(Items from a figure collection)
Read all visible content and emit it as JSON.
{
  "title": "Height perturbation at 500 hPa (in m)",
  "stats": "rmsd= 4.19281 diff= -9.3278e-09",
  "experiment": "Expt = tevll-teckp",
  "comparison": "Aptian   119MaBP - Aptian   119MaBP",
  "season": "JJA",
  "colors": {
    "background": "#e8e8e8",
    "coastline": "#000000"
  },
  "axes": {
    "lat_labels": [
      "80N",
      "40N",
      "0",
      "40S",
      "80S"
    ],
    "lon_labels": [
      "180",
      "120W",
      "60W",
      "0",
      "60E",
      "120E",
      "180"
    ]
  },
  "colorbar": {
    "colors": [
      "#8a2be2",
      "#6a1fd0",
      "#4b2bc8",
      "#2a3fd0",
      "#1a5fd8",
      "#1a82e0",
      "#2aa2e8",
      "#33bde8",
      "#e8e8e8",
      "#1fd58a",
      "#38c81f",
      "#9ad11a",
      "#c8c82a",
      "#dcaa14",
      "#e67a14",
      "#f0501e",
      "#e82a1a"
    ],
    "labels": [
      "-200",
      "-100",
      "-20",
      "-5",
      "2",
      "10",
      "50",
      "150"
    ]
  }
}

**Problem statement**
Take the entries and copy them out exactly.

**Written solution**
Read all visible content and emit it as JSON.
{
  "title": "Height perturbation at 500 hPa (in m)",
  "stats": "rmsd= 4.19281 diff= -9.3278e-09",
  "experiment": "Expt = tevll-teckp",
  "comparison": "Aptian   119MaBP - Aptian   119MaBP",
  "season": "JJA",
  "colors": {
    "background": "#e8e8e8",
    "coastline": "#000000"
  },
  "axes": {
    "lat_labels": [
      "80N",
      "40N",
      "0",
      "40S",
      "80S"
    ],
    "lon_labels": [
      "180",
      "120W",
      "60W",
      "0",
      "60E",
      "120E",
      "180"
    ]
  },
  "colorbar": {
    "colors": [
      "#8a2be2",
      "#6a1fd0",
      "#4b2bc8",
      "#2a3fd0",
      "#1a5fd8",
      "#1a82e0",
      "#2aa2e8",
      "#33bde8",
      "#e8e8e8",
      "#1fd58a",
      "#38c81f",
      "#9ad11a",
      "#c8c82a",
      "#dcaa14",
      "#e67a14",
      "#f0501e",
      "#e82a1a"
    ],
    "labels": [
      "-200",
      "-100",
      "-20",
      "-5",
      "2",
      "10",
      "50",
      "150"
    ]
  }
}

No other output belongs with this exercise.